* _Input rows_
________

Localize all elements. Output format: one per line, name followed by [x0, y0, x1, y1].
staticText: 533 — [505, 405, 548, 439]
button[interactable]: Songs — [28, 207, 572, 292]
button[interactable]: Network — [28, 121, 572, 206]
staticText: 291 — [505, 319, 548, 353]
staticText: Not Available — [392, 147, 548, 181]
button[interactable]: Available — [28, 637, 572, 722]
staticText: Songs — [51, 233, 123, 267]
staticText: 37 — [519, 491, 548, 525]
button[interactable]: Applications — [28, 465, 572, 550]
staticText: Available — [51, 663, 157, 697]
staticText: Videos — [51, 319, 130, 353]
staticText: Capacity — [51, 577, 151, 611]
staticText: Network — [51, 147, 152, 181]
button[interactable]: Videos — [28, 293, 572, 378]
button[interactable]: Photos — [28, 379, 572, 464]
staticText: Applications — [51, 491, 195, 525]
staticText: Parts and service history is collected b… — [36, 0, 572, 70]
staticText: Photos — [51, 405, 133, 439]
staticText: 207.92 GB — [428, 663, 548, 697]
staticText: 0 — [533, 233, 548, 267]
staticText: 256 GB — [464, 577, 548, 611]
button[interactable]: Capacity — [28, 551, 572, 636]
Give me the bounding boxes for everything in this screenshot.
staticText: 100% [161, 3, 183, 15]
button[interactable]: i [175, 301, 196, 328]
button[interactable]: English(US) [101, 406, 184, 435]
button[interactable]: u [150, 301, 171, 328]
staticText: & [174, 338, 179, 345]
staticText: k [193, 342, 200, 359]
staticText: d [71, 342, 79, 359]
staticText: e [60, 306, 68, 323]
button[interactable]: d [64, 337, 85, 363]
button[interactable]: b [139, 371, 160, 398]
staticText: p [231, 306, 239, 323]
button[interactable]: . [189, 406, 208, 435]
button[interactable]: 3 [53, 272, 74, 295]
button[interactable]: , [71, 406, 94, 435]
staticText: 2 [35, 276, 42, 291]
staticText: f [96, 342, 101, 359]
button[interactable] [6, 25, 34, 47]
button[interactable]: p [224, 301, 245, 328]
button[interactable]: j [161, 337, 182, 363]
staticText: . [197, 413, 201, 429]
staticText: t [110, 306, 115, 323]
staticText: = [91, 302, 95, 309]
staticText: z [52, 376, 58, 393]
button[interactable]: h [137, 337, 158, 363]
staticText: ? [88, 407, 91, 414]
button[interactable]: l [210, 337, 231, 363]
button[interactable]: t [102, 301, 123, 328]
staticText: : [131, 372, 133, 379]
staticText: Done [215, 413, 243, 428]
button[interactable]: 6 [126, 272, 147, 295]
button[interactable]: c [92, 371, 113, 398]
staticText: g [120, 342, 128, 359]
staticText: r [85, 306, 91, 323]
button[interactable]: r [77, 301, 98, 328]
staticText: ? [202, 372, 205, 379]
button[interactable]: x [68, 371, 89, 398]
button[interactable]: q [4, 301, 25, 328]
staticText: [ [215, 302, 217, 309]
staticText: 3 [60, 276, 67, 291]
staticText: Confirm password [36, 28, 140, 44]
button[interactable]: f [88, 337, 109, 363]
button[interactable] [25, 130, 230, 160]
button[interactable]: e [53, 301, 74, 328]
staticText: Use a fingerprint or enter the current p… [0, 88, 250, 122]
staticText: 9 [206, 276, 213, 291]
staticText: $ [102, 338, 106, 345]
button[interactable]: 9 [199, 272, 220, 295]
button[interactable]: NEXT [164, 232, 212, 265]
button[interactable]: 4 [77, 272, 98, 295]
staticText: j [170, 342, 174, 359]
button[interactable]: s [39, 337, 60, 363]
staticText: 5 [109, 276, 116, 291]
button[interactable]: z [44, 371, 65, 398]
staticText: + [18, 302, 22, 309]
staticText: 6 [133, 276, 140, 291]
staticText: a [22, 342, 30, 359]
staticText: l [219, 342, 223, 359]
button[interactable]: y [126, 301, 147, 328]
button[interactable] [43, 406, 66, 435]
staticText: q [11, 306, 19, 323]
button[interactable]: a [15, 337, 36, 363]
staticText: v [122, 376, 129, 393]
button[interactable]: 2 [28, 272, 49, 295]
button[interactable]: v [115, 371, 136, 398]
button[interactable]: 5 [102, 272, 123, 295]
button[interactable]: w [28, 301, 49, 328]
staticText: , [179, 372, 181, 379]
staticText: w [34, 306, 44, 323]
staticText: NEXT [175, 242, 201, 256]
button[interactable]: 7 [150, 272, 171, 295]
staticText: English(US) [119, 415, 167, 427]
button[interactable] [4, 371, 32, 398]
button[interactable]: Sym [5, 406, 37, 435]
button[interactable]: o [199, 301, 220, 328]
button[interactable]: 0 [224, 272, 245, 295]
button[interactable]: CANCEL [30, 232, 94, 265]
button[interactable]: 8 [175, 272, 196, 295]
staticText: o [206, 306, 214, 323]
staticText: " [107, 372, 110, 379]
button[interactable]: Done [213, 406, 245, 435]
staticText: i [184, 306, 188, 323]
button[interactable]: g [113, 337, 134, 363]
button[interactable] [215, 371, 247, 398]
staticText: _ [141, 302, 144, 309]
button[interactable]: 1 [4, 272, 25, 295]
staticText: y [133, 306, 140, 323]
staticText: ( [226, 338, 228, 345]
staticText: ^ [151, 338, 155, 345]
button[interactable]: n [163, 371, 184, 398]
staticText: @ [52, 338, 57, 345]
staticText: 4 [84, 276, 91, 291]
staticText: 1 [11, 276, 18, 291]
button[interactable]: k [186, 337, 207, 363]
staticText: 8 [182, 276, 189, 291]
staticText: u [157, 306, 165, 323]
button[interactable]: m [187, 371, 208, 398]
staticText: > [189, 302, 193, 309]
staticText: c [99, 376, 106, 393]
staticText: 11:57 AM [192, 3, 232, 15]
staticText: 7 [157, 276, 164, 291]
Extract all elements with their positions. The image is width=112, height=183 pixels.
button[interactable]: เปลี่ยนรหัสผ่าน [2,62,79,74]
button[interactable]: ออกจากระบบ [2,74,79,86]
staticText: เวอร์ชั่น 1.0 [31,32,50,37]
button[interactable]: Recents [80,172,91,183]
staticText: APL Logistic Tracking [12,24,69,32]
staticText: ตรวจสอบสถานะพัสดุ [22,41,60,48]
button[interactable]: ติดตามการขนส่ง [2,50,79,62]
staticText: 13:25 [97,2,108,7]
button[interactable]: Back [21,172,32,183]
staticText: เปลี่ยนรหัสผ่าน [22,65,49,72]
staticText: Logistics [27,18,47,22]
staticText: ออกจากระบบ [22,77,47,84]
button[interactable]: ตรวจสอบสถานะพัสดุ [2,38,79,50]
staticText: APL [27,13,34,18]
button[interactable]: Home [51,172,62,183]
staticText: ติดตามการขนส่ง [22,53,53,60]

________

* _Exercise_
Return every line of the material above that contains the word "Network".

* _Solution for this exercise_
button[interactable]: Network — [28, 121, 572, 206]
staticText: Network — [51, 147, 152, 181]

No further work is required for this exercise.